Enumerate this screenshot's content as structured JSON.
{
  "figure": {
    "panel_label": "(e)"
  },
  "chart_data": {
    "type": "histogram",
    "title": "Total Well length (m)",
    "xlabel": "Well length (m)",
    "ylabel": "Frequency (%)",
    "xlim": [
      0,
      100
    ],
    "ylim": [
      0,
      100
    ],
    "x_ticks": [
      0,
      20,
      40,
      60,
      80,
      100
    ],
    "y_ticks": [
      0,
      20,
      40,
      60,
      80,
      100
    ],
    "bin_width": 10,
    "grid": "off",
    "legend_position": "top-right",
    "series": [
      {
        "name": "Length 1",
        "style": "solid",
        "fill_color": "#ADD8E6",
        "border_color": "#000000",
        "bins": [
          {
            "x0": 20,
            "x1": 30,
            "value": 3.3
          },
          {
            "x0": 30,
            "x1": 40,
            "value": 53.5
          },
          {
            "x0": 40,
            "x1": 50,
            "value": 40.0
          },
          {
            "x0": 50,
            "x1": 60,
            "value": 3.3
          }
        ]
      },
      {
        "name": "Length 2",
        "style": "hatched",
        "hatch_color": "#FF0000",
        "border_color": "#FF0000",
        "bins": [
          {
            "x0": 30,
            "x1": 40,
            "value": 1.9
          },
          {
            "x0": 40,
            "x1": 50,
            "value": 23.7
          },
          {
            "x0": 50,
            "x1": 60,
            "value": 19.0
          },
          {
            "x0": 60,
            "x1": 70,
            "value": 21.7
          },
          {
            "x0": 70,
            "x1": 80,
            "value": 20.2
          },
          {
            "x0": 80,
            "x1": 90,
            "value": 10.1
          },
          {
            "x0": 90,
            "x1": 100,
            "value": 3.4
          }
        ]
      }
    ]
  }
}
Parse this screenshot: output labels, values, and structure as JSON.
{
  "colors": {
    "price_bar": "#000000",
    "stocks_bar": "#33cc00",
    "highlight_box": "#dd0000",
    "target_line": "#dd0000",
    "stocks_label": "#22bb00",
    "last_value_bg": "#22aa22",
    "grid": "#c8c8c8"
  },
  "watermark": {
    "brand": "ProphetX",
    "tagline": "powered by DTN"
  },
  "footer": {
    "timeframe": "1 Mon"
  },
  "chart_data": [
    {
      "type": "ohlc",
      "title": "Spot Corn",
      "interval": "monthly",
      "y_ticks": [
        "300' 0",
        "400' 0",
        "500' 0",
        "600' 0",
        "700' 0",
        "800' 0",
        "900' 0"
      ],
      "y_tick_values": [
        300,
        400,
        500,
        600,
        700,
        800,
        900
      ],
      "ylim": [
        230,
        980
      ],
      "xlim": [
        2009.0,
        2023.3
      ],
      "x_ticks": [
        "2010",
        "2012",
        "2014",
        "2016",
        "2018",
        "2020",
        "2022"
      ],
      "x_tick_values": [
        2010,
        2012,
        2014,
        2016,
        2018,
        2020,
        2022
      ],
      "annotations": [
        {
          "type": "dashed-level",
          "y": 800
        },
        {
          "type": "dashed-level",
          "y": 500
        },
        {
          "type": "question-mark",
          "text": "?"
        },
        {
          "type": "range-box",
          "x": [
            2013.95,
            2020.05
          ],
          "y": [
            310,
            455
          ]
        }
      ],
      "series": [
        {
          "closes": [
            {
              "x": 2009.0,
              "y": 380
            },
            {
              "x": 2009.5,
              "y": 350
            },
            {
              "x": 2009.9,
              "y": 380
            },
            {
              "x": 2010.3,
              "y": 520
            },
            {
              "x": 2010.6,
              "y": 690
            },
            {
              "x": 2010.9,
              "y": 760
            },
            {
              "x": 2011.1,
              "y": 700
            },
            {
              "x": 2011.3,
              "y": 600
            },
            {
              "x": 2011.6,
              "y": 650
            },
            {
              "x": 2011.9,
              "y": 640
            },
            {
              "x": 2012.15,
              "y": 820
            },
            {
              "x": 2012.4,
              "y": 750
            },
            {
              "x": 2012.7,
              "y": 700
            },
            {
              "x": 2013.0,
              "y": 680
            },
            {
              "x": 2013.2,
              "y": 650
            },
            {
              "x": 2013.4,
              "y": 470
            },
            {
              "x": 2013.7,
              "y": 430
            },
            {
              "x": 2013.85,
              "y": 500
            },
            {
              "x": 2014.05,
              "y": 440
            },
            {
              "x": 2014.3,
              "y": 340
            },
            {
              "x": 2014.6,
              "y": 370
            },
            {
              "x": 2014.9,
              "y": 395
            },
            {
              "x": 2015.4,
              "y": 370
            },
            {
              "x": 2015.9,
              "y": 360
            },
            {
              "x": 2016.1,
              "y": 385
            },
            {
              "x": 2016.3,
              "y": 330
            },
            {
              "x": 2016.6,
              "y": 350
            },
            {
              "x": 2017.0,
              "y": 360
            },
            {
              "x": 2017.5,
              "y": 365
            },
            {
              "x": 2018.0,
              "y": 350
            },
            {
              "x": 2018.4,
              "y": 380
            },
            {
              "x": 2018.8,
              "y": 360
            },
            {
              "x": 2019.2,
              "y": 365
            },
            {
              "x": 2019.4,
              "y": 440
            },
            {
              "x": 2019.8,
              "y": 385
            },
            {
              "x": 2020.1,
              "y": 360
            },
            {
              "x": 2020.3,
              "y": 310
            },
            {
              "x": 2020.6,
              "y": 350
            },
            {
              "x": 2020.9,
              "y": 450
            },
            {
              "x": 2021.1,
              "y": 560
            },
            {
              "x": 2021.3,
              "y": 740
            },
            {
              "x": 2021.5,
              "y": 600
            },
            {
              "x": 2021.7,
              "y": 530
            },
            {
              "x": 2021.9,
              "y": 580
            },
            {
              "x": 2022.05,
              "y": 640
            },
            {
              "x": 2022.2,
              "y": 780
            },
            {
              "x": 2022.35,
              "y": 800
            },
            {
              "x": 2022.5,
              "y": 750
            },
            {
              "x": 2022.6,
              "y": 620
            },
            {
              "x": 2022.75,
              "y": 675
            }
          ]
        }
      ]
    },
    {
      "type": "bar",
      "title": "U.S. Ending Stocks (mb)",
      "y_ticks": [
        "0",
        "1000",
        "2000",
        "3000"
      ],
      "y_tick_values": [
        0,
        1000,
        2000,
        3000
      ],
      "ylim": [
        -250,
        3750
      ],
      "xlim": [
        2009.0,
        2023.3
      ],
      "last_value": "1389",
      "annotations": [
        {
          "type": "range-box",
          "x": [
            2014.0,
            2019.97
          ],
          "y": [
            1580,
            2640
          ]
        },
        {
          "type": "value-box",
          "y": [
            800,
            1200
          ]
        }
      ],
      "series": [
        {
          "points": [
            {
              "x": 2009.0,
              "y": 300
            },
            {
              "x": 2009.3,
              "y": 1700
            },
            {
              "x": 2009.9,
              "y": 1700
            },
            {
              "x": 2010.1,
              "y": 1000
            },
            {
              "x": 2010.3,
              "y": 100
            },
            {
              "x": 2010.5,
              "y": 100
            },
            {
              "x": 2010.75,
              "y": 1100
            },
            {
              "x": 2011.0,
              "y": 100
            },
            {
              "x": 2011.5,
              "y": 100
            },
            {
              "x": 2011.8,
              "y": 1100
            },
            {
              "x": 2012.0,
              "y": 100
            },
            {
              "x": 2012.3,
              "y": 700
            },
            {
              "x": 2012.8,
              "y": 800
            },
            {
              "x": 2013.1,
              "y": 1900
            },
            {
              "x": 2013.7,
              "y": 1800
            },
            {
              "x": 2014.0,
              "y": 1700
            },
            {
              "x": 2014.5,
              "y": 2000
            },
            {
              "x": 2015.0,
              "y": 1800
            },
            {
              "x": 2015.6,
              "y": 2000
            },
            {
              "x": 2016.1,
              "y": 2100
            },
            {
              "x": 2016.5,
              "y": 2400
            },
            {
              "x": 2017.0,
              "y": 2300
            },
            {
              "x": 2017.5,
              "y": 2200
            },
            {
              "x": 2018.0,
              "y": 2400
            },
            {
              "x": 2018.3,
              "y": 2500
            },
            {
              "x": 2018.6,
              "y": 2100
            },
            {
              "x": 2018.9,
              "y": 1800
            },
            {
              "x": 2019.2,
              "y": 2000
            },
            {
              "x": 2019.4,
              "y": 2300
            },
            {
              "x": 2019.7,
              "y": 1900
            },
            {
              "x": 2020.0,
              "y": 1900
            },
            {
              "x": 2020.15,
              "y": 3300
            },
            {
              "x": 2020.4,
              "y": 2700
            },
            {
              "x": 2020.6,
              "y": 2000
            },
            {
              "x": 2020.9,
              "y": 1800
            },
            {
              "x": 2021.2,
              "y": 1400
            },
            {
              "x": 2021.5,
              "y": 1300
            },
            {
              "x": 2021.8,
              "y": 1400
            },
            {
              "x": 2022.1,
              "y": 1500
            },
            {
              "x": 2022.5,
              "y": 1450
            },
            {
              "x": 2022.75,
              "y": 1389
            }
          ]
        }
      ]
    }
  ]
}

WHAT TO DO:
Give only the number of lines in the entries above that hold the string "screenshot".

ANSWER BELOW:
2